-- START OF SUPPLIED PASSAGE --
Like the pageview proposal, this proposal concerns three identifiers: 1) a Wikipedian's real name or other real-world identifiers, 2) a Wikipedian's username, and 3) a Wikipedian's IP address. In addition, we must protect a Wikipedian's geographic location, which is a sensitive attribute. Finally, an additional source of external data that affects this proposal is a user's editing history.

As with the pageview proposal, we seek to prevent two classes of disclosure:

  • Pseudonym resolution: The discovery that two or more previously disconnected accounts or IP addresses represent the same editor.
  • Location disclosure: The disclosure of an editor's geographic location.

As described in Priedhorsky et al.'s pageview proposal, research has established three metrics that capture the degree of anonymity in a datase (the bullets below are a direct quotation from their proposal). An excellent summary of these and other methods for privacy preservation can be found in Aggarwal and Yu [3].

  • k-anonymity: Any given individual resides in an equivalence class of k − 1 others. For example, a given editor can be linked to no fewer than k candidate reading histories. (Note that this example interpretation of k may differ from others in this proposal.)
-- END OF SUPPLIED PASSAGE --
*REQUIREMENT A*
Lay out the entries from the line with "FancyBboxPatch shape bbox=[279, 258, 308, 273]" up to and including the line with "(suboccipital nerve): Posterior" as a Markdown table with a Row column for the row number and a Line column for the line itself. Skip any blank lines.
The entries that follow are unrelated to the passage about editor privacy.
-- START OF EXERCISE DATA --
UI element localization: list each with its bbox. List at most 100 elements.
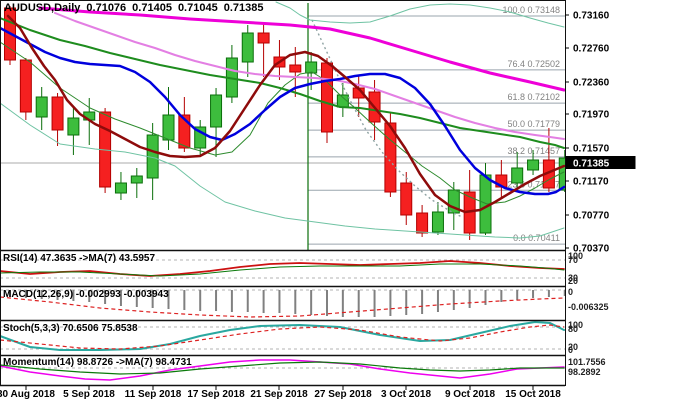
candle-body — [35, 96, 48, 118]
candle-bear[interactable] — [51, 93, 64, 146]
candle-bear[interactable] — [400, 172, 413, 225]
fib-level-label: 76.4 0.72502 — [507, 59, 560, 69]
date-label: 30 Aug 2018 — [0, 389, 55, 400]
candle-bull[interactable] — [130, 168, 143, 198]
candle-bull[interactable] — [35, 87, 48, 130]
macd-scale-label: 0 — [568, 287, 573, 297]
rsi-ma-line — [0, 263, 565, 277]
time-axis: 30 Aug 2018 5 Sep 2018 11 Sep 2018 17 Sep 2… — [0, 386, 561, 400]
candle-bear[interactable] — [495, 160, 508, 197]
candle-body — [114, 182, 127, 194]
candle-body — [67, 117, 80, 136]
price-axis: 0.73160 0.72760 0.72360 0.71970 0.71570 0.711… — [565, 11, 610, 377]
ma-violet — [54, 12, 565, 140]
candle-bull[interactable] — [527, 150, 540, 175]
ma-green-slow — [0, 17, 565, 149]
momentum-scale-label: 98.2892 — [568, 367, 601, 377]
candle-body — [447, 189, 460, 214]
rsi-scale-label: 100 — [568, 251, 583, 261]
date-label: 21 Sep 2018 — [250, 389, 308, 400]
stoch-scale-label: 100 — [568, 320, 583, 330]
fib-level-label: 61.8 0.72102 — [507, 92, 560, 102]
price-label: 0.71970 — [573, 110, 610, 121]
candle-bear[interactable] — [19, 58, 32, 120]
candle-bull[interactable] — [114, 172, 127, 200]
candle-body — [178, 114, 191, 149]
fib-level-label: 100.0 0.73148 — [502, 5, 560, 15]
candle-bull[interactable] — [241, 25, 254, 77]
candle-bull[interactable] — [336, 83, 349, 117]
macd-signal-line — [0, 296, 565, 318]
indicator-panel-macd — [0, 289, 565, 318]
price-label: 0.72760 — [573, 44, 610, 55]
candle-body — [431, 211, 444, 233]
candle-body — [241, 32, 254, 63]
date-label: 11 Sep 2018 — [125, 389, 182, 400]
rsi-scale-label: 70 — [568, 255, 578, 265]
price-label: 0.71570 — [573, 144, 610, 155]
price-label: 0.70770 — [573, 211, 610, 222]
bid-price-tag: 0.71385 — [565, 156, 636, 170]
ma-magenta — [38, 6, 565, 92]
candle-body — [257, 32, 270, 44]
candle-body — [51, 96, 64, 131]
candle-body — [511, 167, 524, 184]
date-label: 9 Oct 2018 — [445, 389, 495, 400]
rsi-line — [0, 260, 565, 277]
candle-body — [162, 114, 175, 141]
candle-body — [194, 126, 207, 149]
candle-bear[interactable] — [178, 97, 191, 152]
candle-bear[interactable] — [463, 170, 476, 240]
candle-bear[interactable] — [257, 23, 270, 77]
overlay-lines — [0, 1, 565, 239]
momentum-ma-line — [0, 361, 565, 375]
price-label: 0.70370 — [573, 244, 610, 255]
band-upper-seagreen — [275, 1, 565, 28]
stoch-d-line — [0, 324, 565, 350]
price-label: 0.73160 — [573, 11, 610, 22]
momentum-scale-label: 101.7556 — [568, 357, 606, 367]
candle-body — [130, 175, 143, 184]
macd-scale-label: -0.006325 — [568, 302, 609, 312]
candle-body — [527, 159, 540, 171]
candle-bull[interactable] — [511, 152, 524, 192]
band-lower-seagreen — [0, 102, 565, 239]
price-label: 0.72360 — [573, 78, 610, 89]
candle-body — [210, 94, 223, 128]
candle-bull[interactable] — [447, 182, 460, 230]
candle-body — [416, 212, 429, 234]
indicator-panel-stoch — [0, 321, 565, 351]
ma-maroon — [6, 14, 565, 214]
date-label: 17 Sep 2018 — [187, 389, 245, 400]
fib-level-label: 23.6 0.71057 — [507, 179, 560, 189]
rsi-scale-label: 20 — [568, 276, 578, 286]
candle-bull[interactable] — [67, 107, 80, 155]
candle-body — [305, 61, 318, 74]
candle-bear[interactable] — [321, 58, 333, 143]
candle-bull[interactable] — [431, 202, 444, 235]
candle-bull[interactable] — [225, 45, 238, 103]
candles-layer[interactable] — [4, 6, 571, 240]
stoch-k-line — [0, 321, 565, 351]
macd-histogram — [9, 290, 565, 317]
plot-area[interactable]: 100.0 0.73148 76.4 0.72502 61.8 0.72102 50.… — [0, 1, 571, 381]
stoch-scale-label: 0 — [568, 345, 573, 355]
candle-body — [400, 182, 413, 216]
fib-level-label: 0.0 0.70411 — [513, 233, 560, 243]
candle-body — [321, 62, 333, 133]
rsi-scale-label: 30 — [568, 273, 578, 283]
date-label: 3 Oct 2018 — [381, 389, 431, 400]
bid-tag-label: 0.71385 — [573, 159, 610, 170]
candle-body — [289, 64, 302, 73]
candle-body — [384, 122, 397, 193]
stoch-scale-label: 80 — [568, 324, 578, 334]
ma-blue — [0, 26, 565, 196]
date-label: 27 Sep 2018 — [314, 389, 372, 400]
indicator-panel-rsi — [0, 259, 565, 279]
fib-level-label: 38.2 0.71457 — [507, 146, 560, 156]
indicator-panel-momentum — [0, 359, 565, 381]
date-label: 15 Oct 2018 — [505, 389, 561, 400]
fib-level-label: 50.0 0.71779 — [507, 119, 560, 129]
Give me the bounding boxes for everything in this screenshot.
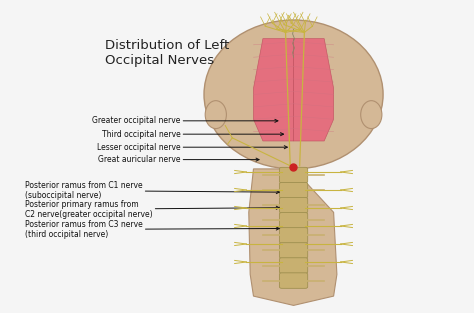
FancyBboxPatch shape bbox=[279, 258, 308, 273]
Text: Posterior primary ramus from
C2 nerve(greater occipital nerve): Posterior primary ramus from C2 nerve(gr… bbox=[25, 200, 279, 219]
Polygon shape bbox=[249, 169, 337, 305]
FancyBboxPatch shape bbox=[279, 198, 308, 213]
FancyBboxPatch shape bbox=[279, 228, 308, 243]
Polygon shape bbox=[293, 38, 334, 141]
Text: Posterior ramus from C1 nerve
(suboccipital nerve): Posterior ramus from C1 nerve (suboccipi… bbox=[25, 181, 279, 200]
Text: Posterior ramus from C3 nerve
(third occipital nerve): Posterior ramus from C3 nerve (third occ… bbox=[25, 220, 279, 239]
Ellipse shape bbox=[204, 20, 383, 169]
Text: Distribution of Left
Occipital Nerves: Distribution of Left Occipital Nerves bbox=[105, 38, 229, 67]
Text: Great auricular nerve: Great auricular nerve bbox=[98, 155, 259, 164]
FancyBboxPatch shape bbox=[279, 167, 308, 183]
Ellipse shape bbox=[205, 101, 227, 129]
Text: Lesser occipital nerve: Lesser occipital nerve bbox=[97, 143, 287, 152]
FancyBboxPatch shape bbox=[279, 182, 308, 198]
Polygon shape bbox=[254, 38, 293, 141]
FancyBboxPatch shape bbox=[279, 273, 308, 288]
Text: Third occipital nerve: Third occipital nerve bbox=[102, 130, 283, 139]
Text: Greater occipital nerve: Greater occipital nerve bbox=[92, 116, 278, 125]
FancyBboxPatch shape bbox=[279, 243, 308, 258]
FancyBboxPatch shape bbox=[279, 213, 308, 228]
Ellipse shape bbox=[361, 101, 382, 129]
-- END OF EXERCISE DATA --
*REQUIREMENT B*
Could you write out the passage on editor privacy from "As described in" up to and including "and Yu [3].", swapping "metrics" for "measures"?

*CORRECT OUTPUT A*
| Row | Line |
|---|---|
| 1 | FancyBboxPatch shape bbox=[279, 258, 308, 273] |
| 2 | Text: Posterior primary ramus from |
| 3 | C2 nerve(greater occipital nerve): Posterior primary ramus from C2 nerve(gr… bbox=[25, 200, 279, 219] |
| 4 | Polygon shape bbox=[249, 169, 337, 305] |
| 5 | FancyBboxPatch shape bbox=[279, 198, 308, 213] |
| 6 | FancyBboxPatch shape bbox=[279, 228, 308, 243] |
| 7 | Polygon shape bbox=[293, 38, 334, 141] |
| 8 | Text: Posterior ramus from C1 nerve |
| 9 | (suboccipital nerve): Posterior ramus from C1 nerve (suboccipi… bbox=[25, 181, 279, 200] |

*CORRECT OUTPUT B*
As described in Priedhorsky et al.'s pageview proposal, research has established three measures that capture the degree of anonymity in a datase (the bullets below are a direct quotation from their proposal). An excellent summary of these and other methods for privacy preservation can be found in Aggarwal and Yu [3].